### What is being asked
Pick out and copy every line below that has the word "JSON".

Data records
-------------------------

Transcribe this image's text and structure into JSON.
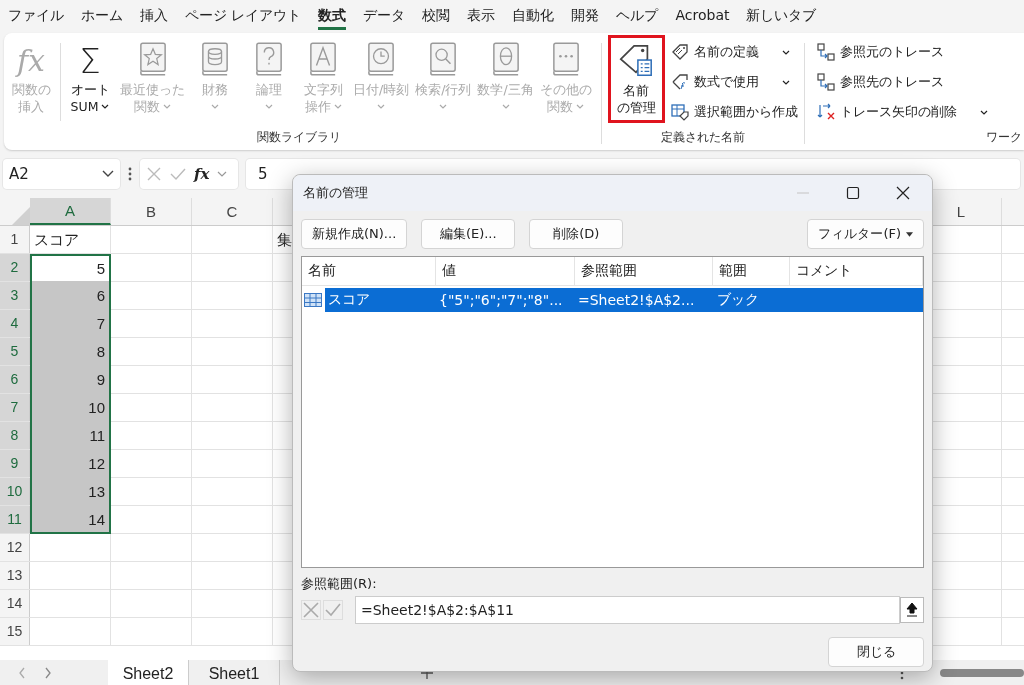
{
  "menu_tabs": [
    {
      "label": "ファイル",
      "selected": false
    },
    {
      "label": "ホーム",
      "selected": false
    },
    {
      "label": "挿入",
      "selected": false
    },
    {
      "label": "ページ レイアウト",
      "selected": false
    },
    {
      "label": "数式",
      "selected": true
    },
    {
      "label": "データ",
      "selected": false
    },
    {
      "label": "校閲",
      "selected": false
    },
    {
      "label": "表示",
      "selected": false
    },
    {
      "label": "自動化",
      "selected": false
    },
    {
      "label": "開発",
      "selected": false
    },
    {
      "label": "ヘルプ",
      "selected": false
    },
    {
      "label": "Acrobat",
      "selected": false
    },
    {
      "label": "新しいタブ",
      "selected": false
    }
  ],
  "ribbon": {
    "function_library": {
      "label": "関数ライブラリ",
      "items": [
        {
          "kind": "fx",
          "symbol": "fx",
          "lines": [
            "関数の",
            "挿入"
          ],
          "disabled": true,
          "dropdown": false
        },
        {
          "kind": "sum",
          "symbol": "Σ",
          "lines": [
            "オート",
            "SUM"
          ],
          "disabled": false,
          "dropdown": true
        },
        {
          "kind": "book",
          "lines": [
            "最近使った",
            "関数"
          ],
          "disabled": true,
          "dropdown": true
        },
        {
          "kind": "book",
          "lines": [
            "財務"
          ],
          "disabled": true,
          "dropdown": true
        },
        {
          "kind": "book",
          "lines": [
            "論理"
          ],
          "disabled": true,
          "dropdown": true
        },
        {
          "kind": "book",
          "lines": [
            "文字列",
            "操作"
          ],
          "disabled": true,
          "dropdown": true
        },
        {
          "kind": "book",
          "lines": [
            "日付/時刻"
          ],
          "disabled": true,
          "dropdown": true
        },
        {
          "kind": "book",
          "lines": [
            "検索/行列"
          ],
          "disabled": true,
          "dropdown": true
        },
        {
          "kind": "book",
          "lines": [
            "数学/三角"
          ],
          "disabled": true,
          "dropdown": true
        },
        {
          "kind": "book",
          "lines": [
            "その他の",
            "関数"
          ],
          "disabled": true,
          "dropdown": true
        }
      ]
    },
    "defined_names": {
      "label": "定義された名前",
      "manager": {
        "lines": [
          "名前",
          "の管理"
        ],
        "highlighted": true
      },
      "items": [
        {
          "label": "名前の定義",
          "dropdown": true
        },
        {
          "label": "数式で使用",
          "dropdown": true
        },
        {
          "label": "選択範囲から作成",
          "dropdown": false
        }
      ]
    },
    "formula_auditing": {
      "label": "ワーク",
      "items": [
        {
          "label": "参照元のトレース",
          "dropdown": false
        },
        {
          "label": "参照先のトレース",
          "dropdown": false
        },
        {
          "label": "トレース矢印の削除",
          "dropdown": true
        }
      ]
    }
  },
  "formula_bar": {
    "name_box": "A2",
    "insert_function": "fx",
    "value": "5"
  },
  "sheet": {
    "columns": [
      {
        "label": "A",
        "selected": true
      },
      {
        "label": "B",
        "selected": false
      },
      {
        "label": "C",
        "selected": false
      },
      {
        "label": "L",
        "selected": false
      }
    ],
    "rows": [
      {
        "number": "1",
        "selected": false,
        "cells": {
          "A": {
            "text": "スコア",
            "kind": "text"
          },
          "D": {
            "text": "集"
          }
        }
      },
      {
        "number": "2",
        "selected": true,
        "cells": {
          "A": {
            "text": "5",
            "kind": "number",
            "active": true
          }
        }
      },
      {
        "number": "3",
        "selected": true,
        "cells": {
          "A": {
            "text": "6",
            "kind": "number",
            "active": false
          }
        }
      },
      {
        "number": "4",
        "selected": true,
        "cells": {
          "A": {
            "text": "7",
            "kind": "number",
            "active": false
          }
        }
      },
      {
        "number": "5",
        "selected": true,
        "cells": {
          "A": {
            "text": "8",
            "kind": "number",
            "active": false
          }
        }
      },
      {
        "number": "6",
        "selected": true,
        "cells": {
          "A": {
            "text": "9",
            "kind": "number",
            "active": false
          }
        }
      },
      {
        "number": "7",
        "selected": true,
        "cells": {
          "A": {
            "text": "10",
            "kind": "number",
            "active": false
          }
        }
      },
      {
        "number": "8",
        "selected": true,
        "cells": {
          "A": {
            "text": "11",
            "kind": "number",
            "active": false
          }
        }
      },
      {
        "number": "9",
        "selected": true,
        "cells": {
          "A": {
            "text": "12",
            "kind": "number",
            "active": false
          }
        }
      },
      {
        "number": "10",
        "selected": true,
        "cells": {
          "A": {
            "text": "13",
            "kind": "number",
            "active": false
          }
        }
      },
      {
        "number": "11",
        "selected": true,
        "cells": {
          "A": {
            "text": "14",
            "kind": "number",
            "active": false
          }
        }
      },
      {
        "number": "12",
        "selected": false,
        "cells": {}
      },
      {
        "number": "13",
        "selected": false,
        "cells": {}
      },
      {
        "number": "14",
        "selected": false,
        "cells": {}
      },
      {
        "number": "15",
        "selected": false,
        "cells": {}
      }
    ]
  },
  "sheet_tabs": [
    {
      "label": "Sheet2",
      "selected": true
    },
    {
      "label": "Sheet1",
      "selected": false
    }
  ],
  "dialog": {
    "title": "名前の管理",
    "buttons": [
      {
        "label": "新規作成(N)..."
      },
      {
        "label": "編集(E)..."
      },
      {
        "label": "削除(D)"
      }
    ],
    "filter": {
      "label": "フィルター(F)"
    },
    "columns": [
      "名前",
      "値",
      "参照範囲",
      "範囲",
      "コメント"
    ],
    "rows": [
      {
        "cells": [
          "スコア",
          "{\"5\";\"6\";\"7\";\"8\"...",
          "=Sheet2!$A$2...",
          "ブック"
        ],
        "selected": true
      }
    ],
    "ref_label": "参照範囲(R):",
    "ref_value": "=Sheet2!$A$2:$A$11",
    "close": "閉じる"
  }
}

-------------------------

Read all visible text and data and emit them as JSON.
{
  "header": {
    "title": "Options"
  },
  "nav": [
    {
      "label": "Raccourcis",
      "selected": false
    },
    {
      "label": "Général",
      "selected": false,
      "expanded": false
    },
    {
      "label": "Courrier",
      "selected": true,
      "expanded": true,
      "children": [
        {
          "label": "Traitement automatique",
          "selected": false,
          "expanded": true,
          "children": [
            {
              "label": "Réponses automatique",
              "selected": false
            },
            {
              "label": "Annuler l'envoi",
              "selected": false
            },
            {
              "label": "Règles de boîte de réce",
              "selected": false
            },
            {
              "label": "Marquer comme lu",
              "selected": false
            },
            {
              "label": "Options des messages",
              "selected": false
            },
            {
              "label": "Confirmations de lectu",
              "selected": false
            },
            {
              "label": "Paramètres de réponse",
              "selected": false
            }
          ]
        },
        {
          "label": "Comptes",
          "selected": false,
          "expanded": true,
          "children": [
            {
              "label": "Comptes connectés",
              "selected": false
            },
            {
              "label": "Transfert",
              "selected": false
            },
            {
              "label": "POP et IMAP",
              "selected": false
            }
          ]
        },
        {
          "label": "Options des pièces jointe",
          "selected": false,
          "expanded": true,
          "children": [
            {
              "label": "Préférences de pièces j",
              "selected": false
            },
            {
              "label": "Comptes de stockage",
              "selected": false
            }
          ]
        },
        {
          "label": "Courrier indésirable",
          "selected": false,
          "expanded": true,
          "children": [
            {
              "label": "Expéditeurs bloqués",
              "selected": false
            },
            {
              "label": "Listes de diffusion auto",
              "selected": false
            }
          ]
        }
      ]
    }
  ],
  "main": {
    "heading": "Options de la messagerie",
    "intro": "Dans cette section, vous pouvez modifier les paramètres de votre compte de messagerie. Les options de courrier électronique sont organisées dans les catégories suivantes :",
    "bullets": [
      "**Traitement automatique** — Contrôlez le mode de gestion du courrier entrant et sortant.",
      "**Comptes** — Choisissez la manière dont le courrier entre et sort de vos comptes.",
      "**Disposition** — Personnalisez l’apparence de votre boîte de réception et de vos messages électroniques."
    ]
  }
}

-------------------------

### Task solution
Transcribe this image's text and structure into JSON.
Read all visible text and data and emit them as JSON.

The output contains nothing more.